STORED DATA —
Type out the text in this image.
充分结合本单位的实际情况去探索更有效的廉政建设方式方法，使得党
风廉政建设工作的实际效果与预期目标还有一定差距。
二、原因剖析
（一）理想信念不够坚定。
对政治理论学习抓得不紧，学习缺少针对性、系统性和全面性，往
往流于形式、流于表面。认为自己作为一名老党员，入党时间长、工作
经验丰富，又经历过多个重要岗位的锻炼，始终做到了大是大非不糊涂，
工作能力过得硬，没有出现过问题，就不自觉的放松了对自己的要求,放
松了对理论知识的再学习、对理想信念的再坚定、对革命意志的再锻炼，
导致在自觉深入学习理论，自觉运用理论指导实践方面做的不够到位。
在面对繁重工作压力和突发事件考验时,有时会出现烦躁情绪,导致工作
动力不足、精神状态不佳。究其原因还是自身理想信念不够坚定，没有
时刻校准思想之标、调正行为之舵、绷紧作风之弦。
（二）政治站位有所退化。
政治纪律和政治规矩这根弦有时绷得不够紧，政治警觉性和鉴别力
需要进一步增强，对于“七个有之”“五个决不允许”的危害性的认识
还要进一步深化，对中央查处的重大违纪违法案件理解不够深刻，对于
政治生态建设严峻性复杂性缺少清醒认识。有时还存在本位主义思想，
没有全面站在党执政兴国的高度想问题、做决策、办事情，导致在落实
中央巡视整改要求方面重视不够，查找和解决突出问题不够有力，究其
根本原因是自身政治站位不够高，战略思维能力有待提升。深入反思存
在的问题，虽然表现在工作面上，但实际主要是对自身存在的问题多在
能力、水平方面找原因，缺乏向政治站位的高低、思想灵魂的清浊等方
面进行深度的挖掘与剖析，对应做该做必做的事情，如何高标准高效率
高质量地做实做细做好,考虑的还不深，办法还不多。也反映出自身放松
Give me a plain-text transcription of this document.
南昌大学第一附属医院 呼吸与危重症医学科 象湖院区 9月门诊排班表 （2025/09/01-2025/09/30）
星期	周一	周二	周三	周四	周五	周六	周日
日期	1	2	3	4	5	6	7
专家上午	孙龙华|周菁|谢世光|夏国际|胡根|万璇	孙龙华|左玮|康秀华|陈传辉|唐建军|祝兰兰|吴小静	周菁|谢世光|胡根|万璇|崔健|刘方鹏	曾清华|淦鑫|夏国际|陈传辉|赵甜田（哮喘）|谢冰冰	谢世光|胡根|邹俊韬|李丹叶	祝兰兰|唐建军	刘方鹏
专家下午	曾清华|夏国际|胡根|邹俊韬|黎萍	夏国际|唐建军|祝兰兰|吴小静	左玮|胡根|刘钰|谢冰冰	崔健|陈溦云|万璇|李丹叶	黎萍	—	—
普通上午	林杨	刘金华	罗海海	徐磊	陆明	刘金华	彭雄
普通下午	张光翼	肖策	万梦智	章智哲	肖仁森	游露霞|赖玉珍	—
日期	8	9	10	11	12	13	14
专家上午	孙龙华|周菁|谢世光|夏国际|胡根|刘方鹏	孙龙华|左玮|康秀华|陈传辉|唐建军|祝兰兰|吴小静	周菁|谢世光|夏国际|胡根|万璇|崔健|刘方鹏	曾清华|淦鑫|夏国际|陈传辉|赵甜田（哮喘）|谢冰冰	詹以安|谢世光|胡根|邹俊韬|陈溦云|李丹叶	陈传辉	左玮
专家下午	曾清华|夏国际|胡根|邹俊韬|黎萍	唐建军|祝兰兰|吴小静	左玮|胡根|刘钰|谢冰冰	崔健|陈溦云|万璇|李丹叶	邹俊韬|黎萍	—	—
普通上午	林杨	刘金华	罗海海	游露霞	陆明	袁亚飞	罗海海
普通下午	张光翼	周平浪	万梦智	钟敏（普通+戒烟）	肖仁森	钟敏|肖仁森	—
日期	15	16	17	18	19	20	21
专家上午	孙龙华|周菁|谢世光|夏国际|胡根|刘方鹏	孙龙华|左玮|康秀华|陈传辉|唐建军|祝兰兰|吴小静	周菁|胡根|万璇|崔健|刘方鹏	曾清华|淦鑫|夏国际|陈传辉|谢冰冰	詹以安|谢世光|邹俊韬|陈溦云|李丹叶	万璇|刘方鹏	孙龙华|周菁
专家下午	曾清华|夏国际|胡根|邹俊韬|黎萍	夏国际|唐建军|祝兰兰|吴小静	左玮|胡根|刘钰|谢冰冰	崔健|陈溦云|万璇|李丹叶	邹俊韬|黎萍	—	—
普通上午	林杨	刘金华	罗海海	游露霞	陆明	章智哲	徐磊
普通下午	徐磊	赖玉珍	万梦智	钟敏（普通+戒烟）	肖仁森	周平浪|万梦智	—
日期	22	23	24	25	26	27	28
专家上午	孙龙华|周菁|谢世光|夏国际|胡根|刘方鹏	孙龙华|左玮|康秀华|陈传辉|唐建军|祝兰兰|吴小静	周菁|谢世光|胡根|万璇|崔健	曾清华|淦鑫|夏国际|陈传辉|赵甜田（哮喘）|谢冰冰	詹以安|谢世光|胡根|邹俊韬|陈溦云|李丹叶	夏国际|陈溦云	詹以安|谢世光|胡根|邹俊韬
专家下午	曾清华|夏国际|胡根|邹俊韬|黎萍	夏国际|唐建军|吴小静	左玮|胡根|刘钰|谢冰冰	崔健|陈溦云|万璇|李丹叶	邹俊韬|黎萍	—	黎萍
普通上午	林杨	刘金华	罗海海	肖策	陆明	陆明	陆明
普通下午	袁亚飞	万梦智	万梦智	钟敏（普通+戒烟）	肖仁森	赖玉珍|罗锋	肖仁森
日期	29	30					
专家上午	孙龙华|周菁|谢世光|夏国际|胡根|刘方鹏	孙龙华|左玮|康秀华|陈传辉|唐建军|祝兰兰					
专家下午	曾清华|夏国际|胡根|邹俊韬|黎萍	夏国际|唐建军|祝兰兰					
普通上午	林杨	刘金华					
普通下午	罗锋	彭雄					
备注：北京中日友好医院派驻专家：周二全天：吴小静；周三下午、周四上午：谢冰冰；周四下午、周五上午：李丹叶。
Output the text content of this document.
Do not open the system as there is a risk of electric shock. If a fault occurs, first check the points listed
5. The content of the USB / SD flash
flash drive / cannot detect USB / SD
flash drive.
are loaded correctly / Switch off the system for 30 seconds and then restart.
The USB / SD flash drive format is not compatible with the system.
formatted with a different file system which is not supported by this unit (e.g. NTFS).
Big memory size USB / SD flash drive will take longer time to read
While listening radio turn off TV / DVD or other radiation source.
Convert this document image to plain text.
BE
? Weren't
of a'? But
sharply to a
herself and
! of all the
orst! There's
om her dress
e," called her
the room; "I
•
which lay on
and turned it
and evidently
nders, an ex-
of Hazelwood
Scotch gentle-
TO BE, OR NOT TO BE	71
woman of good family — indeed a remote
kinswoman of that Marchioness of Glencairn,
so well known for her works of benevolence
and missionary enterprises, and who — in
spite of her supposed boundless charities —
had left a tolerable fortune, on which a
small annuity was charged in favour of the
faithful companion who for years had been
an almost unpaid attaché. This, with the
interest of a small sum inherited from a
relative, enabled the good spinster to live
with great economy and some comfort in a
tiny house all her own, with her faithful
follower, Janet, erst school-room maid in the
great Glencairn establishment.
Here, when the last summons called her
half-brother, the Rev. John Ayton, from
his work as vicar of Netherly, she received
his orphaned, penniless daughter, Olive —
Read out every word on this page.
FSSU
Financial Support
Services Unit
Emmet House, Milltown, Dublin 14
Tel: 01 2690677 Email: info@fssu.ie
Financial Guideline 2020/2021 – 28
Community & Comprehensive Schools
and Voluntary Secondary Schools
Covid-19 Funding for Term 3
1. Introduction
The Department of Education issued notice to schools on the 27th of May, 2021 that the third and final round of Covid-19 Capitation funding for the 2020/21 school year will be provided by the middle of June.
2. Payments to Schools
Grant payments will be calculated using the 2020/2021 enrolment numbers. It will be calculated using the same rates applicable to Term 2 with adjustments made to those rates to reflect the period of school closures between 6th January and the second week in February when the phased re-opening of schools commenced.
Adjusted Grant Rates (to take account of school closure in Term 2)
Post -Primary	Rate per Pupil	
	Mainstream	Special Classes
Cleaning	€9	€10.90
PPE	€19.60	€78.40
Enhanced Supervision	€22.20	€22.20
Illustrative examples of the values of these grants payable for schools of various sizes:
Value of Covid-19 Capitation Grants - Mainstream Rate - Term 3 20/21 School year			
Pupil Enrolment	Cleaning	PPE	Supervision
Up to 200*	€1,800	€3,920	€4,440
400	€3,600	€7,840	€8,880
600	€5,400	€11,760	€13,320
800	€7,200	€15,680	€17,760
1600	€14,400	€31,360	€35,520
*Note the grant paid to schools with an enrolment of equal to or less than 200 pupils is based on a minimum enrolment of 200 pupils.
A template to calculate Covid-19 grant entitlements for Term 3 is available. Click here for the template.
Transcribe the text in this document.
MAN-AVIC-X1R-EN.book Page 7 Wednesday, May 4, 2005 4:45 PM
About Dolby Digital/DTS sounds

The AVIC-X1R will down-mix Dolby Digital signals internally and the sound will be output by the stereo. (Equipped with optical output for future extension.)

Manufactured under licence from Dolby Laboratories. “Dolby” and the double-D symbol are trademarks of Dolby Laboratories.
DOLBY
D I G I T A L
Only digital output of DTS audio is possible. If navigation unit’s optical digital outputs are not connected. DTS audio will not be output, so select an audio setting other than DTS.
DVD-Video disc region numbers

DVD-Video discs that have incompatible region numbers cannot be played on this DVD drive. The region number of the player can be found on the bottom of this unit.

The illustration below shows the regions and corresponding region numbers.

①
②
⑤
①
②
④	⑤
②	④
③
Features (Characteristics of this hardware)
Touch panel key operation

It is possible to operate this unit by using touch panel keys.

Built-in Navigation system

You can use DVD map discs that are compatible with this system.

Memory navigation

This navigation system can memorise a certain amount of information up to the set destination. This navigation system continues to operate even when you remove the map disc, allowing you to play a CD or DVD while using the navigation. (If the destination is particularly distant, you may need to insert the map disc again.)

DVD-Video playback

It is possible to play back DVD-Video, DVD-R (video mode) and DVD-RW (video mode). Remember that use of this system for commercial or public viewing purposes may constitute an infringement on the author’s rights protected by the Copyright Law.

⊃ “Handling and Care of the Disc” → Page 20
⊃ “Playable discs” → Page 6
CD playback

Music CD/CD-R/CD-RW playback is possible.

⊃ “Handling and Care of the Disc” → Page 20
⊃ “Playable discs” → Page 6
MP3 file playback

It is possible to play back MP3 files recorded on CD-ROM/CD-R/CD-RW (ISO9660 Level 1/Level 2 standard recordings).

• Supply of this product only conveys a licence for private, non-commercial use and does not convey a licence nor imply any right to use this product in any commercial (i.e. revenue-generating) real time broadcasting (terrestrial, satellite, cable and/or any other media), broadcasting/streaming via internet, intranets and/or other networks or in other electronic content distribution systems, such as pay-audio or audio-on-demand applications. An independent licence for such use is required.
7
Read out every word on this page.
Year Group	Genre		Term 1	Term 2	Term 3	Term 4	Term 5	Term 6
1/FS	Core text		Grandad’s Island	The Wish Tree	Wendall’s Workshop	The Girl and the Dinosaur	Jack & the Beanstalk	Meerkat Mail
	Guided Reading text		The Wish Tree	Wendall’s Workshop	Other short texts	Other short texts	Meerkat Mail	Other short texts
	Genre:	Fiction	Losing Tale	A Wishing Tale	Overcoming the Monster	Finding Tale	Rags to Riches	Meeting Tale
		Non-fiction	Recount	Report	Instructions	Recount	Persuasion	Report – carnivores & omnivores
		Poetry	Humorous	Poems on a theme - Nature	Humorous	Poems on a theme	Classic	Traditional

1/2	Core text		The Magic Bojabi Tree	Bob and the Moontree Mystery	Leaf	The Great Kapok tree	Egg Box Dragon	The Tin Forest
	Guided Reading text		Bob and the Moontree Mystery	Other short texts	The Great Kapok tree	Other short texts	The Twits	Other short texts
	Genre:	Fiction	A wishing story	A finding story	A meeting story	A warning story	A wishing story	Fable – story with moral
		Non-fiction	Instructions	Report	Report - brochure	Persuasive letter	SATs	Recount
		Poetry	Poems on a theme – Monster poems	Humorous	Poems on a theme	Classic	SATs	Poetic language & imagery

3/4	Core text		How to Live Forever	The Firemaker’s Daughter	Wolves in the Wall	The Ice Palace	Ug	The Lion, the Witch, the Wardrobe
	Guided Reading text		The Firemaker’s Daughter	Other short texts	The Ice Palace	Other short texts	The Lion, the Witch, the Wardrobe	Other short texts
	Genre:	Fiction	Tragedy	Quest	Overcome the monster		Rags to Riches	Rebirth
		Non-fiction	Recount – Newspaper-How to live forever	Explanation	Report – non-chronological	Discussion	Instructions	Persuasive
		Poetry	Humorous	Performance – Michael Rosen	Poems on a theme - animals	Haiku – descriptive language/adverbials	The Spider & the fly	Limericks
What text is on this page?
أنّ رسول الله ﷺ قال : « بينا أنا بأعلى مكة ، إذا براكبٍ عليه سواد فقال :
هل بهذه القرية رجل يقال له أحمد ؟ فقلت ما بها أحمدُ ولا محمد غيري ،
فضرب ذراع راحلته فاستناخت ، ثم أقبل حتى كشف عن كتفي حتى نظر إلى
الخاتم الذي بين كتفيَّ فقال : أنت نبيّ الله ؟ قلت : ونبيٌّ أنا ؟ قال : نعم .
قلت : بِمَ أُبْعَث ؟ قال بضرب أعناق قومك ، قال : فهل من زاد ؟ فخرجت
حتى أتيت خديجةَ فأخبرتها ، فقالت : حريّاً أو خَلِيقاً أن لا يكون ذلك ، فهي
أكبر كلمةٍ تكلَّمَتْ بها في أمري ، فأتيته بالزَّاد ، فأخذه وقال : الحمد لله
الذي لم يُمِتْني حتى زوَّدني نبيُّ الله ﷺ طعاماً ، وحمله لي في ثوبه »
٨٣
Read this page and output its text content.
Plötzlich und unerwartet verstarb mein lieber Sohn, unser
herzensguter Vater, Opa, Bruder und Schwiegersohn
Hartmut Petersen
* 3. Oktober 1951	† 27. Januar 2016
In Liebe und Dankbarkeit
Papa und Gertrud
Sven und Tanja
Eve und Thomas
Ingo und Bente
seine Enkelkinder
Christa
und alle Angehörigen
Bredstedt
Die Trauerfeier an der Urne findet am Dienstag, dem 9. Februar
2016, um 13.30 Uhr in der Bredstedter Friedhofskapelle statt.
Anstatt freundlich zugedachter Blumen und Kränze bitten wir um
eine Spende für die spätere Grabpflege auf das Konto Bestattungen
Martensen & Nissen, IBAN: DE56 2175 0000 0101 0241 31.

REQUEST — Find the lines above that contain the word "Covid" and collect them.

FULL RESPONSE —
Covid-19 Funding for Term 3
The Department of Education issued notice to schools on the 27th of May, 2021 that the third and final round of Covid-19 Capitation funding for the 2020/21 school year will be provided by the middle of June.
Value of Covid-19 Capitation Grants - Mainstream Rate - Term 3 20/21 School year			
A template to calculate Covid-19 grant entitlements for Term 3 is available. Click here for the template.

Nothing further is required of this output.